----- Dataset content -----

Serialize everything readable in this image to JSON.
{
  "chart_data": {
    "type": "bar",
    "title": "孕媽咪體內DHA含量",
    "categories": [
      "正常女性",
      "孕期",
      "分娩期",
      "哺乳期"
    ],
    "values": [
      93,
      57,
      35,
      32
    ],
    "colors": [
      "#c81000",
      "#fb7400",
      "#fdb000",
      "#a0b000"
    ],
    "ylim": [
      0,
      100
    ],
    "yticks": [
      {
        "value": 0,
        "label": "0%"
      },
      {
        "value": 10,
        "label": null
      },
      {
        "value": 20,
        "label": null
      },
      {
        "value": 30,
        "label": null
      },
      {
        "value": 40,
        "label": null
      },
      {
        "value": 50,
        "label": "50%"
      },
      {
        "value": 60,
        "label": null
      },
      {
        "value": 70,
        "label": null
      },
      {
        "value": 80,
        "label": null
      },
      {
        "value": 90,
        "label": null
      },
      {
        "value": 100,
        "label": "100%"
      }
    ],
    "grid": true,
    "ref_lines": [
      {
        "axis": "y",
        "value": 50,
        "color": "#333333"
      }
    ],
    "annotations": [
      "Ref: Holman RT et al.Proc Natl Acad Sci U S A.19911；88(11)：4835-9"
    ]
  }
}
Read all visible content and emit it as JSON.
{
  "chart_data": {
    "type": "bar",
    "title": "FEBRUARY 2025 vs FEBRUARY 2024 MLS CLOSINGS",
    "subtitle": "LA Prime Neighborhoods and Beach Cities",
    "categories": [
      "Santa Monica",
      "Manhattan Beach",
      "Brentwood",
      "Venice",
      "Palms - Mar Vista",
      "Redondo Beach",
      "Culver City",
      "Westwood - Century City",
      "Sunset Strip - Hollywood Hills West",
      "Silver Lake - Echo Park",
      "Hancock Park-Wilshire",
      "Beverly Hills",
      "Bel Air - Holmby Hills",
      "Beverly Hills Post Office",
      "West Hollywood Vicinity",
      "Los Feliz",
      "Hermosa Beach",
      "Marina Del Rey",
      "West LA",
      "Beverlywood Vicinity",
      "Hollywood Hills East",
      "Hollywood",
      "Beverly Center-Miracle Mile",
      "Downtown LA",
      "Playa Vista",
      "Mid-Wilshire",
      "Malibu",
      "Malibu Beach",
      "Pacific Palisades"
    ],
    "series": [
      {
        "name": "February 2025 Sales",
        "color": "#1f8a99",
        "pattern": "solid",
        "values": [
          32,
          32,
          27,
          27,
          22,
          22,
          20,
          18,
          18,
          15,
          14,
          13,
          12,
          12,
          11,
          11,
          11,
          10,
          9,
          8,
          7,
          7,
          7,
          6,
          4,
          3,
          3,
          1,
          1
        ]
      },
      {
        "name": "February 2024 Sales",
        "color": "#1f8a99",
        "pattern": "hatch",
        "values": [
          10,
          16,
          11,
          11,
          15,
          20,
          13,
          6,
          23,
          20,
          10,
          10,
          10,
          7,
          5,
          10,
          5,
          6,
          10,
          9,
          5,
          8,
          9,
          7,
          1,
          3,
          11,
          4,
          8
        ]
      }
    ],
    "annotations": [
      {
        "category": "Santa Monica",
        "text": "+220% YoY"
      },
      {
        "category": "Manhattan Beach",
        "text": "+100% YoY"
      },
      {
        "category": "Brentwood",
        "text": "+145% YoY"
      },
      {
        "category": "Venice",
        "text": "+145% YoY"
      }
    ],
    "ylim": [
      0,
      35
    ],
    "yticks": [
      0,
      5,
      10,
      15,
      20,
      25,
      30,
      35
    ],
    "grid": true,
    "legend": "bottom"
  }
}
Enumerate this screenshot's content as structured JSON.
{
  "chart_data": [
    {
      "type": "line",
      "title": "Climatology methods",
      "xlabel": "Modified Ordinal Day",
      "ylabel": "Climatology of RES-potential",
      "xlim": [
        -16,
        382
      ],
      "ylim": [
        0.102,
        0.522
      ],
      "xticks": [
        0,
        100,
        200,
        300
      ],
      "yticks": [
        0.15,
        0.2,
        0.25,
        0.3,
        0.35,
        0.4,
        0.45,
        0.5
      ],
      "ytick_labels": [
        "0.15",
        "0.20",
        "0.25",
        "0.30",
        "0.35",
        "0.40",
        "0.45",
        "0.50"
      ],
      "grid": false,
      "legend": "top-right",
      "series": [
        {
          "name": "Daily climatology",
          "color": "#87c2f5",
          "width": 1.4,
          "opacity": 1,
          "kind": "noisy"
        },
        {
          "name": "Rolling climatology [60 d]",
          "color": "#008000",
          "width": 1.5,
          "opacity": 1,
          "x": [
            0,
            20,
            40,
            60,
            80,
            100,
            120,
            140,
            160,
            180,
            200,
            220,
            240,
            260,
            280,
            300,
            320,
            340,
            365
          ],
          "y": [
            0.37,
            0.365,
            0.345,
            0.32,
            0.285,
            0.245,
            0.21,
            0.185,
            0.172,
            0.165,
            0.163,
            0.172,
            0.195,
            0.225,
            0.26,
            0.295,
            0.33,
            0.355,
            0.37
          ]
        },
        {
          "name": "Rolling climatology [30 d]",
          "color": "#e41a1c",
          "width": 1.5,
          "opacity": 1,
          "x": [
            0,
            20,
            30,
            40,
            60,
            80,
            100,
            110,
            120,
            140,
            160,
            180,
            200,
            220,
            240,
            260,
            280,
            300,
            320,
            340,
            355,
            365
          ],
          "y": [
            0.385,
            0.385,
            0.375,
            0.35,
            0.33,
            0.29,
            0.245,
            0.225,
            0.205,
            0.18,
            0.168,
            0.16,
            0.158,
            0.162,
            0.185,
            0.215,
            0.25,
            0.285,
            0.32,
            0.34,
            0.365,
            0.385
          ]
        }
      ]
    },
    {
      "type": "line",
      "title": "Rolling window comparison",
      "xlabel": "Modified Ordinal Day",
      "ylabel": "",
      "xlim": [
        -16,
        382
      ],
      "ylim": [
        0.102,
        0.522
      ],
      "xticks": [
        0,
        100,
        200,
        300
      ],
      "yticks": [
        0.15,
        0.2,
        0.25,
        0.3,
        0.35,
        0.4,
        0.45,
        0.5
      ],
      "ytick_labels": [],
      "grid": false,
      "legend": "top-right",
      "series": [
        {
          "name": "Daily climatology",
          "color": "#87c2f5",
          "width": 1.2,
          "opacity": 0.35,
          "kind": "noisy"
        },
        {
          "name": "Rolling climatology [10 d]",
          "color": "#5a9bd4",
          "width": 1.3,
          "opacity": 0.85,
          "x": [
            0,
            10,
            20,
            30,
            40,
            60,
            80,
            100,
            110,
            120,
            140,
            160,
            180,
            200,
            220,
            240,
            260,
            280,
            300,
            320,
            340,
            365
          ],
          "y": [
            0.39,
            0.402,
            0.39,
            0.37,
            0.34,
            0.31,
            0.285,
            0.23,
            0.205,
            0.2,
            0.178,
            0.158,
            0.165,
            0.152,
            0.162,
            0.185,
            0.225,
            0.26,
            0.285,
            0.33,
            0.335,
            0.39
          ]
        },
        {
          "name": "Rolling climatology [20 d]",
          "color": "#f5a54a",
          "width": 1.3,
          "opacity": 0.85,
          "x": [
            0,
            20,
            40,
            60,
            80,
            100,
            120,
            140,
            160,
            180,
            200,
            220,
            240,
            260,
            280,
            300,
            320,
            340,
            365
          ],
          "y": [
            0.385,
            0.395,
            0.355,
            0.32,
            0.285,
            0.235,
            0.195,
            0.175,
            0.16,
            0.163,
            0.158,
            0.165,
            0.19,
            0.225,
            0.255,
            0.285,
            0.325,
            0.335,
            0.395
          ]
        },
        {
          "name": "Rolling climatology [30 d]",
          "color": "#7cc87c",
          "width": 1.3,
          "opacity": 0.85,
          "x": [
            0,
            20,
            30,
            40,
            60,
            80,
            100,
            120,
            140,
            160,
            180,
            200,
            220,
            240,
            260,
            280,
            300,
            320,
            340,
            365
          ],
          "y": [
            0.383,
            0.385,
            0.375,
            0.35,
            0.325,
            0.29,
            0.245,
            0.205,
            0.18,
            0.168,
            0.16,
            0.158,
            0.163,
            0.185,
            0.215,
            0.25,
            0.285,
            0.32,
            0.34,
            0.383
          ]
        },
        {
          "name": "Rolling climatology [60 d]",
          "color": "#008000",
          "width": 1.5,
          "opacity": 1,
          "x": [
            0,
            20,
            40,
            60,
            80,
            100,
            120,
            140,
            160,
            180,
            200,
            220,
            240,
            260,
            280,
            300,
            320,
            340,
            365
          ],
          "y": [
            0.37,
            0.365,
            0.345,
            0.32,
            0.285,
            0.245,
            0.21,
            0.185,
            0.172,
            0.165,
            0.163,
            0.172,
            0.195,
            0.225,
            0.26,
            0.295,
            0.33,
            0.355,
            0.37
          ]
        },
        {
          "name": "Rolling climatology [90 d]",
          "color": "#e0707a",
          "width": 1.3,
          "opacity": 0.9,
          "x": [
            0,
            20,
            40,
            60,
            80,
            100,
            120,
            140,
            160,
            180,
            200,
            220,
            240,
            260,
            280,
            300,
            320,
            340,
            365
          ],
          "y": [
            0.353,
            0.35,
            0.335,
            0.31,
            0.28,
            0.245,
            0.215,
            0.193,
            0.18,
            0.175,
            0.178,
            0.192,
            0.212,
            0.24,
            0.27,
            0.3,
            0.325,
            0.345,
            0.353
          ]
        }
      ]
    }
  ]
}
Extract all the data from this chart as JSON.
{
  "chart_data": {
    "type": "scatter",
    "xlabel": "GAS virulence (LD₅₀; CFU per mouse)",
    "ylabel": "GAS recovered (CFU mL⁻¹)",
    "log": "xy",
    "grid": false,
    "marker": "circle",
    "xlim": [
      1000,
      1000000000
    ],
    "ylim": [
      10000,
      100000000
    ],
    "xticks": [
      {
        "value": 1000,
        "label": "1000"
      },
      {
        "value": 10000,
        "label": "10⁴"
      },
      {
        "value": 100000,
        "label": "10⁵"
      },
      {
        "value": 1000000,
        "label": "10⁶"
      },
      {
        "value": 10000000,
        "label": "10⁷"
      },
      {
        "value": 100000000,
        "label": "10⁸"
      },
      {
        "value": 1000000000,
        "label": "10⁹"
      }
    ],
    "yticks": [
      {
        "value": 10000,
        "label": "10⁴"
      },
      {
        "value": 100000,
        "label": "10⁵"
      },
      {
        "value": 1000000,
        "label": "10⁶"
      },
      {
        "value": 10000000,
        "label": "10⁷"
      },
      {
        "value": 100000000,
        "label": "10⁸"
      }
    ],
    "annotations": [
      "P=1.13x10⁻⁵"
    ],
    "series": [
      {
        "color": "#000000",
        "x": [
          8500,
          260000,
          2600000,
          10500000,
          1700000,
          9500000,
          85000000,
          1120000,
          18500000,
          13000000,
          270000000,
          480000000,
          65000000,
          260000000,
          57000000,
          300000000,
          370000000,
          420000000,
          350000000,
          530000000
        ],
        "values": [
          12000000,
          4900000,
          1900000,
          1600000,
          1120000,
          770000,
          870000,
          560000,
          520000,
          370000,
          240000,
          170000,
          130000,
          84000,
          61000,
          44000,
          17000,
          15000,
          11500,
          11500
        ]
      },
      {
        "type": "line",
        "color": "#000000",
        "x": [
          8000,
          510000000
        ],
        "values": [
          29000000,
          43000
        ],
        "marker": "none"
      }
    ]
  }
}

-----

Across the entries, how many lines contain "Santa"? Reply with the number only.

§ **Exercise response**: 2